• _INPUT DATA_:
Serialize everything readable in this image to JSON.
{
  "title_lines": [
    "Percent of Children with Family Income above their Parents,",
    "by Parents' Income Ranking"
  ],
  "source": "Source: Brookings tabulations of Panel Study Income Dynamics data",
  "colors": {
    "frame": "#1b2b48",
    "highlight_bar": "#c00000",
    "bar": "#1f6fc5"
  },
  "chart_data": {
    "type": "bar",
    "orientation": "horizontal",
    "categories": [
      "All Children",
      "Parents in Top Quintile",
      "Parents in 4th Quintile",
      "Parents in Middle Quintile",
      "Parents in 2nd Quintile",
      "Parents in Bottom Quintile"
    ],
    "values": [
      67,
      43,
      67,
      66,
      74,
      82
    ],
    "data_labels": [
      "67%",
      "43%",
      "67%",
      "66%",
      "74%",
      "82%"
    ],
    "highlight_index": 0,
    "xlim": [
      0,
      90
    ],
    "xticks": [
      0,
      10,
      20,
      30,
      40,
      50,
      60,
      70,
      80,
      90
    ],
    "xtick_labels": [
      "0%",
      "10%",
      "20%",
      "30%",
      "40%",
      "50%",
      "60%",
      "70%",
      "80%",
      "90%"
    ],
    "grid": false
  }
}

• _DO THIS_:
All of the records must be repeated exactly.

• _CORRECT RESPONSE_:
Serialize everything readable in this image to JSON.
{
  "title_lines": [
    "Percent of Children with Family Income above their Parents,",
    "by Parents' Income Ranking"
  ],
  "source": "Source: Brookings tabulations of Panel Study Income Dynamics data",
  "colors": {
    "frame": "#1b2b48",
    "highlight_bar": "#c00000",
    "bar": "#1f6fc5"
  },
  "chart_data": {
    "type": "bar",
    "orientation": "horizontal",
    "categories": [
      "All Children",
      "Parents in Top Quintile",
      "Parents in 4th Quintile",
      "Parents in Middle Quintile",
      "Parents in 2nd Quintile",
      "Parents in Bottom Quintile"
    ],
    "values": [
      67,
      43,
      67,
      66,
      74,
      82
    ],
    "data_labels": [
      "67%",
      "43%",
      "67%",
      "66%",
      "74%",
      "82%"
    ],
    "highlight_index": 0,
    "xlim": [
      0,
      90
    ],
    "xticks": [
      0,
      10,
      20,
      30,
      40,
      50,
      60,
      70,
      80,
      90
    ],
    "xtick_labels": [
      "0%",
      "10%",
      "20%",
      "30%",
      "40%",
      "50%",
      "60%",
      "70%",
      "80%",
      "90%"
    ],
    "grid": false
  }
}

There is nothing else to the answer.